WRITTEN REQUEST:
Only the pictures are omitted; repeat all other data exactly.

MATERIAL FOR THIS TASK:
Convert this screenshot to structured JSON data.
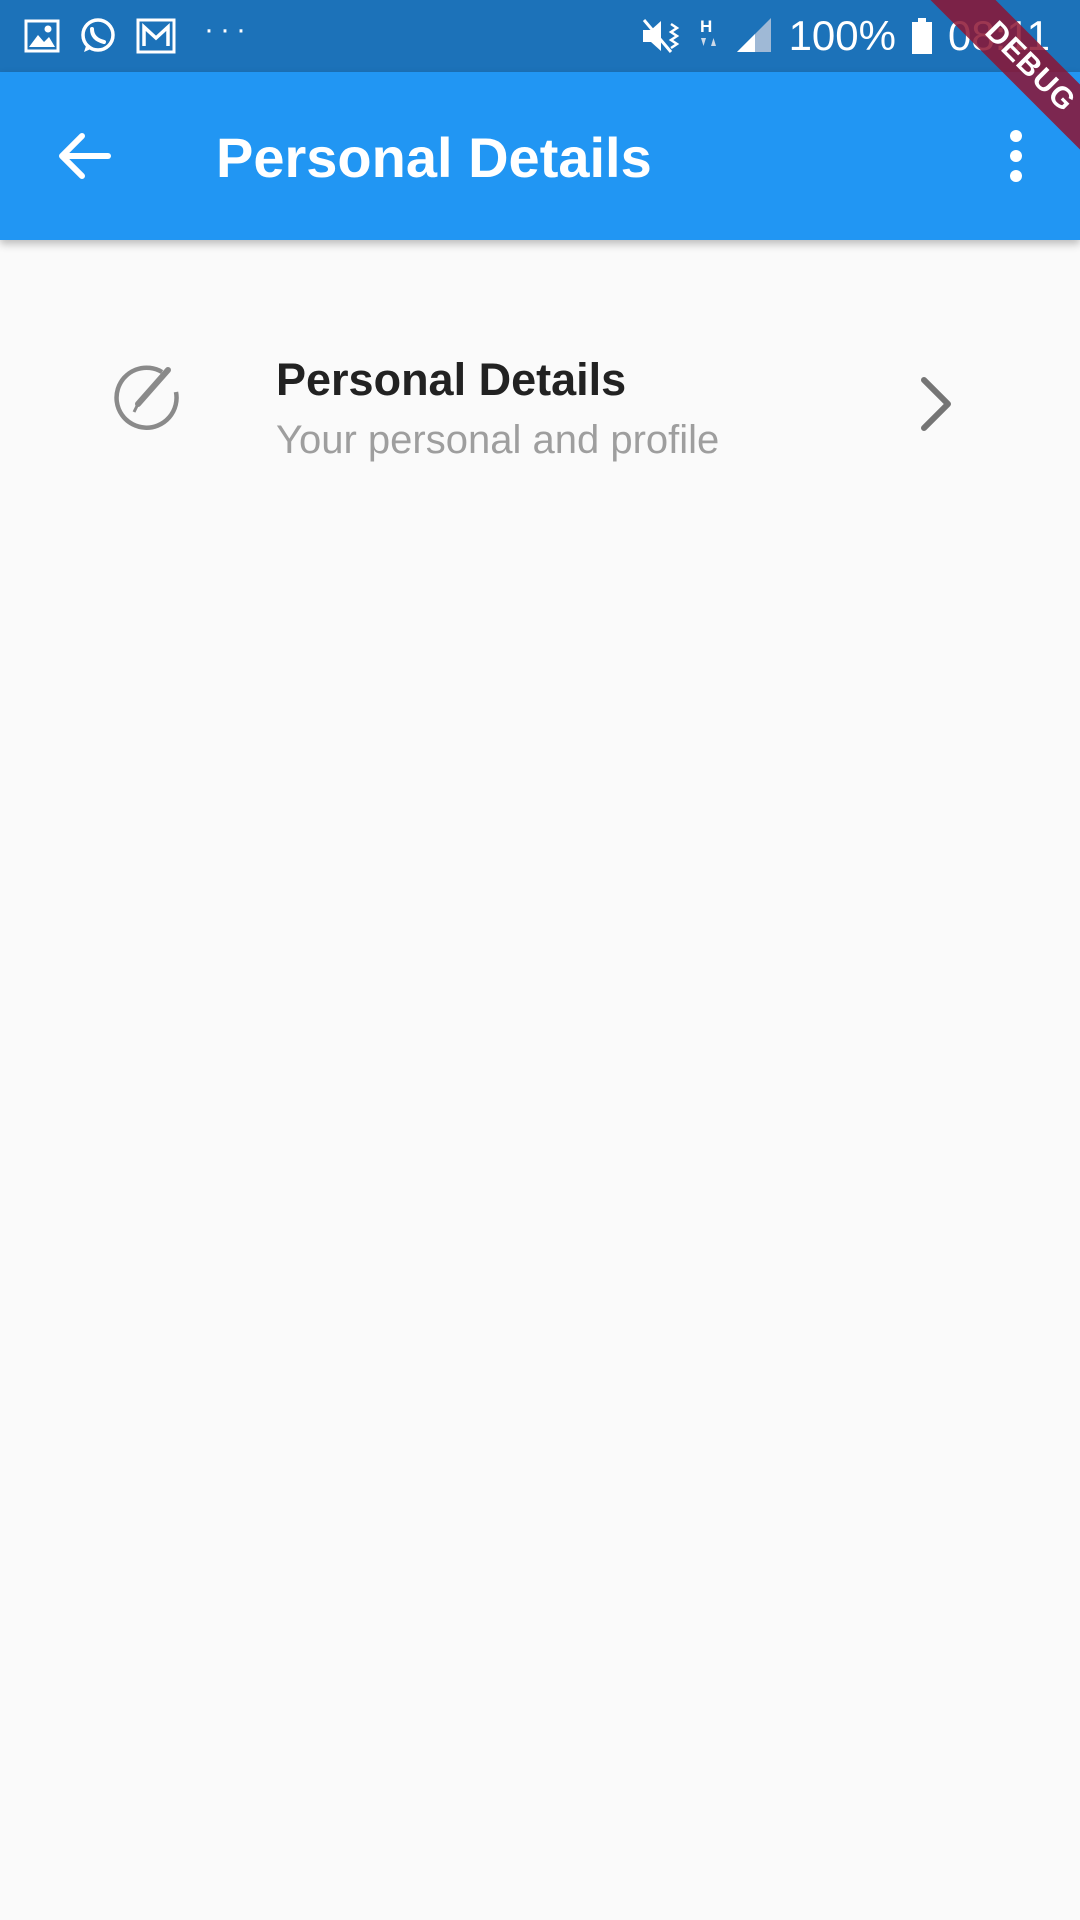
{
  "status_bar": {
    "left_icons": [
      "gallery-icon",
      "whatsapp-icon",
      "mail-icon"
    ],
    "more_indicator": "···",
    "right_icons": [
      "mute-vibrate-icon",
      "hspa-data-icon",
      "signal-icon"
    ],
    "battery_percent": "100%",
    "time": "08:11"
  },
  "app_bar": {
    "title": "Personal Details",
    "back_icon": "arrow-back-icon",
    "menu_icon": "more-vert-icon",
    "background_color": "#2196f3"
  },
  "list": {
    "items": [
      {
        "title": "Personal Details",
        "subtitle": "Your personal and profile",
        "leading_icon": "edit-circle-icon",
        "trailing_icon": "chevron-right-icon"
      }
    ]
  },
  "debug_banner": {
    "label": "DEBUG",
    "color": "#8c1432"
  }
}
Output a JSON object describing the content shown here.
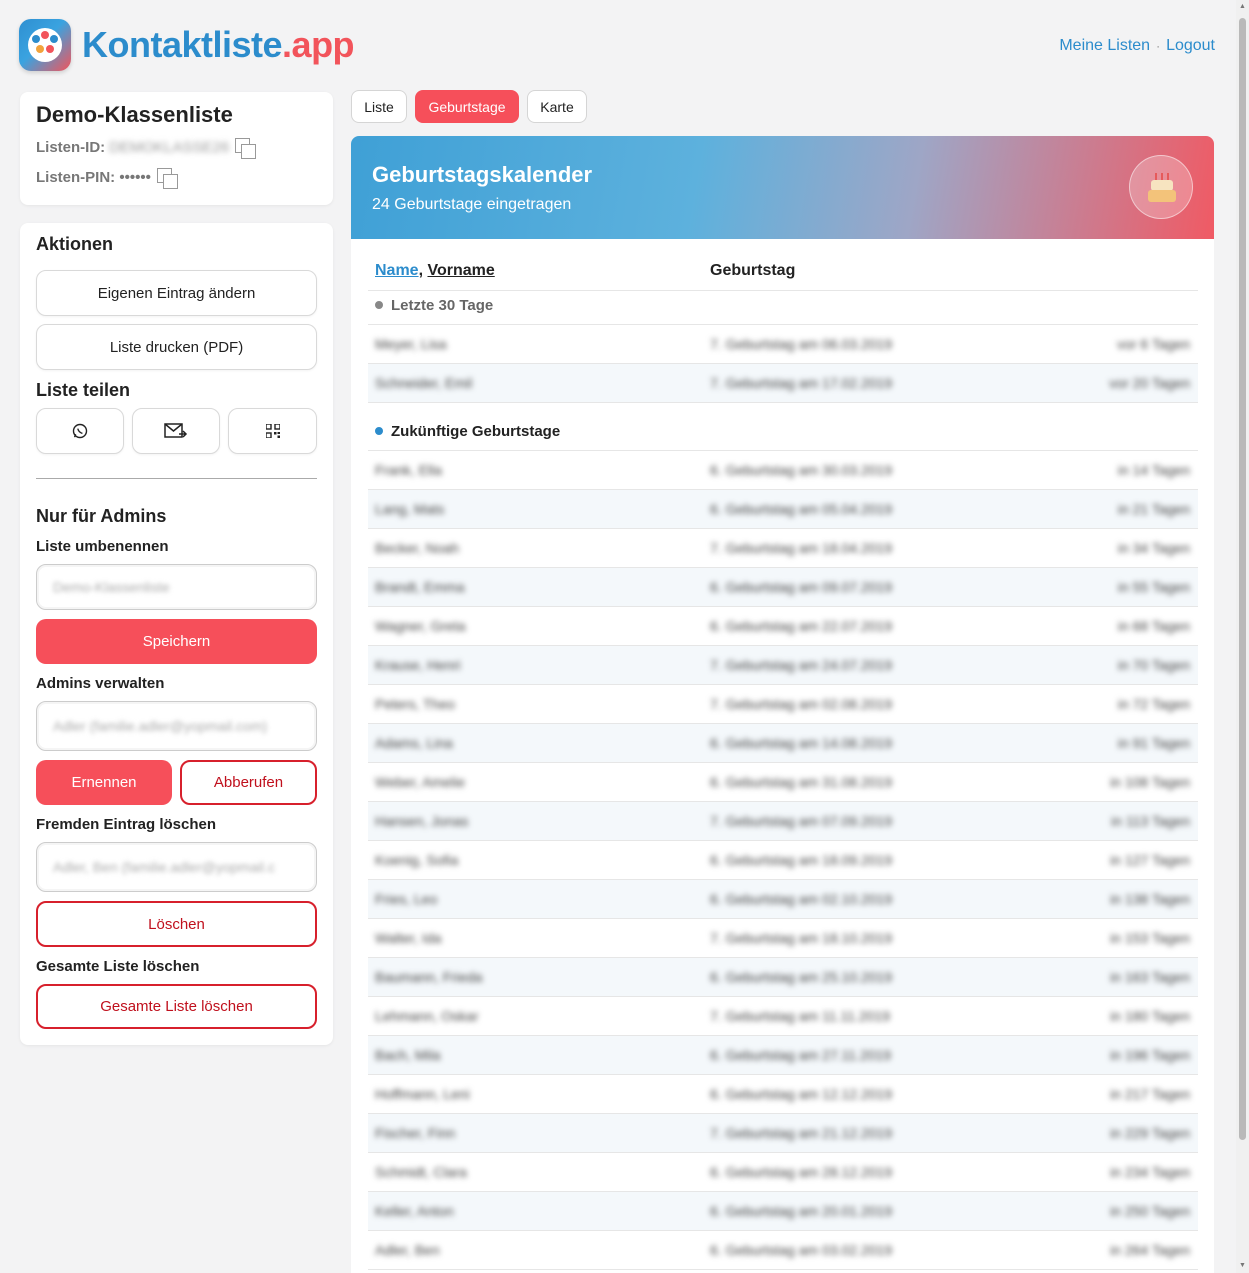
{
  "app": {
    "brand_part1": "Kontaktliste",
    "brand_part2": ".app",
    "nav": [
      "Meine Listen",
      "Logout"
    ],
    "nav_separator": "·"
  },
  "list_card": {
    "title": "Demo-Klassenliste",
    "id_label": "Listen-ID:",
    "id_value": "DEMOKLASSE26",
    "pin_label": "Listen-PIN:",
    "pin_value": "••••••"
  },
  "actions": {
    "title": "Aktionen",
    "edit_own": "Eigenen Eintrag ändern",
    "print_pdf": "Liste drucken (PDF)",
    "share_title": "Liste teilen",
    "share_icons": [
      "whatsapp-icon",
      "email-share-icon",
      "qr-code-icon"
    ]
  },
  "admin": {
    "title": "Nur für Admins",
    "rename_label": "Liste umbenennen",
    "rename_value": "Demo-Klassenliste",
    "save": "Speichern",
    "manage_label": "Admins verwalten",
    "manage_value": "Adler (familie.adler@yopmail.com)",
    "appoint": "Ernennen",
    "revoke": "Abberufen",
    "delete_entry_label": "Fremden Eintrag löschen",
    "delete_entry_value": "Adler, Ben (familie.adler@yopmail.c",
    "delete": "Löschen",
    "delete_all_label": "Gesamte Liste löschen",
    "delete_all": "Gesamte Liste löschen"
  },
  "tabs": [
    {
      "label": "Liste",
      "active": false
    },
    {
      "label": "Geburtstage",
      "active": true
    },
    {
      "label": "Karte",
      "active": false
    }
  ],
  "calendar": {
    "title": "Geburtstagskalender",
    "subtitle": "24 Geburtstage eingetragen",
    "col_name_a": "Name",
    "col_name_sep": ", ",
    "col_name_b": "Vorname",
    "col_birthday": "Geburtstag",
    "group_past": "Letzte 30 Tage",
    "group_future": "Zukünftige Geburtstage",
    "colors": {
      "accent": "#2c8ccc",
      "red": "#f64f5a",
      "past_dot": "#888888",
      "future_dot": "#2c8ccc"
    },
    "past_rows": [
      {
        "name": "Meyer, Lisa",
        "birthday": "7. Geburtstag  am 06.03.2019",
        "rel": "vor 6 Tagen"
      },
      {
        "name": "Schneider, Emil",
        "birthday": "7. Geburtstag  am 17.02.2019",
        "rel": "vor 20 Tagen"
      }
    ],
    "future_rows": [
      {
        "name": "Frank, Ella",
        "birthday": "6. Geburtstag  am 30.03.2019",
        "rel": "in 14 Tagen"
      },
      {
        "name": "Lang, Mats",
        "birthday": "6. Geburtstag  am 05.04.2019",
        "rel": "in 21 Tagen"
      },
      {
        "name": "Becker, Noah",
        "birthday": "7. Geburtstag  am 18.04.2019",
        "rel": "in 34 Tagen"
      },
      {
        "name": "Brandt, Emma",
        "birthday": "6. Geburtstag  am 09.07.2019",
        "rel": "in 55 Tagen"
      },
      {
        "name": "Wagner, Greta",
        "birthday": "6. Geburtstag  am 22.07.2019",
        "rel": "in 68 Tagen"
      },
      {
        "name": "Krause, Henri",
        "birthday": "7. Geburtstag  am 24.07.2019",
        "rel": "in 70 Tagen"
      },
      {
        "name": "Peters, Theo",
        "birthday": "7. Geburtstag  am 02.08.2019",
        "rel": "in 72 Tagen"
      },
      {
        "name": "Adams, Lina",
        "birthday": "6. Geburtstag  am 14.08.2019",
        "rel": "in 91 Tagen"
      },
      {
        "name": "Weber, Amelie",
        "birthday": "6. Geburtstag  am 31.08.2019",
        "rel": "in 108 Tagen"
      },
      {
        "name": "Hansen, Jonas",
        "birthday": "7. Geburtstag  am 07.09.2019",
        "rel": "in 113 Tagen"
      },
      {
        "name": "Koenig, Sofia",
        "birthday": "6. Geburtstag  am 18.09.2019",
        "rel": "in 127 Tagen"
      },
      {
        "name": "Fries, Leo",
        "birthday": "6. Geburtstag  am 02.10.2019",
        "rel": "in 138 Tagen"
      },
      {
        "name": "Walter, Ida",
        "birthday": "7. Geburtstag  am 18.10.2019",
        "rel": "in 153 Tagen"
      },
      {
        "name": "Baumann, Frieda",
        "birthday": "6. Geburtstag  am 25.10.2019",
        "rel": "in 163 Tagen"
      },
      {
        "name": "Lehmann, Oskar",
        "birthday": "7. Geburtstag  am 11.11.2019",
        "rel": "in 180 Tagen"
      },
      {
        "name": "Bach, Mila",
        "birthday": "6. Geburtstag  am 27.11.2019",
        "rel": "in 196 Tagen"
      },
      {
        "name": "Hoffmann, Leni",
        "birthday": "6. Geburtstag  am 12.12.2019",
        "rel": "in 217 Tagen"
      },
      {
        "name": "Fischer, Finn",
        "birthday": "7. Geburtstag  am 21.12.2019",
        "rel": "in 229 Tagen"
      },
      {
        "name": "Schmidt, Clara",
        "birthday": "6. Geburtstag  am 28.12.2019",
        "rel": "in 234 Tagen"
      },
      {
        "name": "Keller, Anton",
        "birthday": "6. Geburtstag  am 20.01.2019",
        "rel": "in 250 Tagen"
      },
      {
        "name": "Adler, Ben",
        "birthday": "6. Geburtstag  am 03.02.2019",
        "rel": "in 264 Tagen"
      }
    ]
  }
}
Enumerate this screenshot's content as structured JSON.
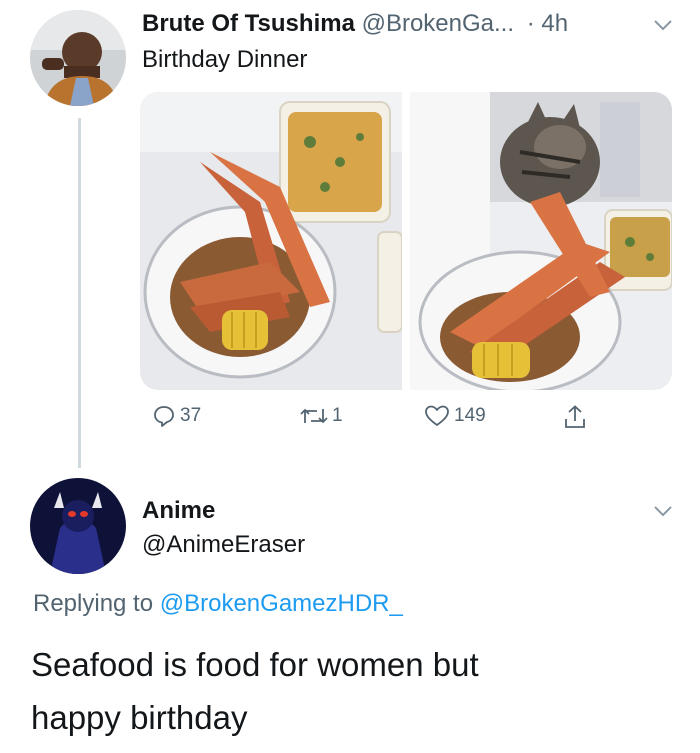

ANSWER TO THIS TASK:
Convert this screenshot to structured JSON data.
{
  "status_bar": {
    "left_icons": [
      "gallery-icon",
      "whatsapp-icon",
      "mail-icon"
    ],
    "more_indicator": "···",
    "right_icons": [
      "mute-vibrate-icon",
      "hspa-data-icon",
      "signal-icon"
    ],
    "battery_percent": "100%",
    "time": "08:11"
  },
  "app_bar": {
    "title": "Personal Details",
    "back_icon": "arrow-back-icon",
    "menu_icon": "more-vert-icon",
    "background_color": "#2196f3"
  },
  "list": {
    "items": [
      {
        "title": "Personal Details",
        "subtitle": "Your personal and profile",
        "leading_icon": "edit-circle-icon",
        "trailing_icon": "chevron-right-icon"
      }
    ]
  },
  "debug_banner": {
    "label": "DEBUG",
    "color": "#8c1432"
  }
}
Output a JSON object describing the content shown here.
{
  "app": {
    "brand_part1": "Kontaktliste",
    "brand_part2": ".app",
    "nav": [
      "Meine Listen",
      "Logout"
    ],
    "nav_separator": "·"
  },
  "list_card": {
    "title": "Demo-Klassenliste",
    "id_label": "Listen-ID:",
    "id_value": "DEMOKLASSE26",
    "pin_label": "Listen-PIN:",
    "pin_value": "••••••"
  },
  "actions": {
    "title": "Aktionen",
    "edit_own": "Eigenen Eintrag ändern",
    "print_pdf": "Liste drucken (PDF)",
    "share_title": "Liste teilen",
    "share_icons": [
      "whatsapp-icon",
      "email-share-icon",
      "qr-code-icon"
    ]
  },
  "admin": {
    "title": "Nur für Admins",
    "rename_label": "Liste umbenennen",
    "rename_value": "Demo-Klassenliste",
    "save": "Speichern",
    "manage_label": "Admins verwalten",
    "manage_value": "Adler (familie.adler@yopmail.com)",
    "appoint": "Ernennen",
    "revoke": "Abberufen",
    "delete_entry_label": "Fremden Eintrag löschen",
    "delete_entry_value": "Adler, Ben (familie.adler@yopmail.c",
    "delete": "Löschen",
    "delete_all_label": "Gesamte Liste löschen",
    "delete_all": "Gesamte Liste löschen"
  },
  "tabs": [
    {
      "label": "Liste",
      "active": false
    },
    {
      "label": "Geburtstage",
      "active": true
    },
    {
      "label": "Karte",
      "active": false
    }
  ],
  "calendar": {
    "title": "Geburtstagskalender",
    "subtitle": "24 Geburtstage eingetragen",
    "col_name_a": "Name",
    "col_name_sep": ", ",
    "col_name_b": "Vorname",
    "col_birthday": "Geburtstag",
    "group_past": "Letzte 30 Tage",
    "group_future": "Zukünftige Geburtstage",
    "colors": {
      "accent": "#2c8ccc",
      "red": "#f64f5a",
      "past_dot": "#888888",
      "future_dot": "#2c8ccc"
    },
    "past_rows": [
      {
        "name": "Meyer, Lisa",
        "birthday": "7. Geburtstag  am 06.03.2019",
        "rel": "vor 6 Tagen"
      },
      {
        "name": "Schneider, Emil",
        "birthday": "7. Geburtstag  am 17.02.2019",
        "rel": "vor 20 Tagen"
      }
    ],
    "future_rows": [
      {
        "name": "Frank, Ella",
        "birthday": "6. Geburtstag  am 30.03.2019",
        "rel": "in 14 Tagen"
      },
      {
        "name": "Lang, Mats",
        "birthday": "6. Geburtstag  am 05.04.2019",
        "rel": "in 21 Tagen"
      },
      {
        "name": "Becker, Noah",
        "birthday": "7. Geburtstag  am 18.04.2019",
        "rel": "in 34 Tagen"
      },
      {
        "name": "Brandt, Emma",
        "birthday": "6. Geburtstag  am 09.07.2019",
        "rel": "in 55 Tagen"
      },
      {
        "name": "Wagner, Greta",
        "birthday": "6. Geburtstag  am 22.07.2019",
        "rel": "in 68 Tagen"
      },
      {
        "name": "Krause, Henri",
        "birthday": "7. Geburtstag  am 24.07.2019",
        "rel": "in 70 Tagen"
      },
      {
        "name": "Peters, Theo",
        "birthday": "7. Geburtstag  am 02.08.2019",
        "rel": "in 72 Tagen"
      },
      {
        "name": "Adams, Lina",
        "birthday": "6. Geburtstag  am 14.08.2019",
        "rel": "in 91 Tagen"
      },
      {
        "name": "Weber, Amelie",
        "birthday": "6. Geburtstag  am 31.08.2019",
        "rel": "in 108 Tagen"
      },
      {
        "name": "Hansen, Jonas",
        "birthday": "7. Geburtstag  am 07.09.2019",
        "rel": "in 113 Tagen"
      },
      {
        "name": "Koenig, Sofia",
        "birthday": "6. Geburtstag  am 18.09.2019",
        "rel": "in 127 Tagen"
      },
      {
        "name": "Fries, Leo",
        "birthday": "6. Geburtstag  am 02.10.2019",
        "rel": "in 138 Tagen"
      },
      {
        "name": "Walter, Ida",
        "birthday": "7. Geburtstag  am 18.10.2019",
        "rel": "in 153 Tagen"
      },
      {
        "name": "Baumann, Frieda",
        "birthday": "6. Geburtstag  am 25.10.2019",
        "rel": "in 163 Tagen"
      },
      {
        "name": "Lehmann, Oskar",
        "birthday": "7. Geburtstag  am 11.11.2019",
        "rel": "in 180 Tagen"
      },
      {
        "name": "Bach, Mila",
        "birthday": "6. Geburtstag  am 27.11.2019",
        "rel": "in 196 Tagen"
      },
      {
        "name": "Hoffmann, Leni",
        "birthday": "6. Geburtstag  am 12.12.2019",
        "rel": "in 217 Tagen"
      },
      {
        "name": "Fischer, Finn",
        "birthday": "7. Geburtstag  am 21.12.2019",
        "rel": "in 229 Tagen"
      },
      {
        "name": "Schmidt, Clara",
        "birthday": "6. Geburtstag  am 28.12.2019",
        "rel": "in 234 Tagen"
      },
      {
        "name": "Keller, Anton",
        "birthday": "6. Geburtstag  am 20.01.2019",
        "rel": "in 250 Tagen"
      },
      {
        "name": "Adler, Ben",
        "birthday": "6. Geburtstag  am 03.02.2019",
        "rel": "in 264 Tagen"
      }
    ]
  }
}
Enumerate this screenshot's content as structured JSON.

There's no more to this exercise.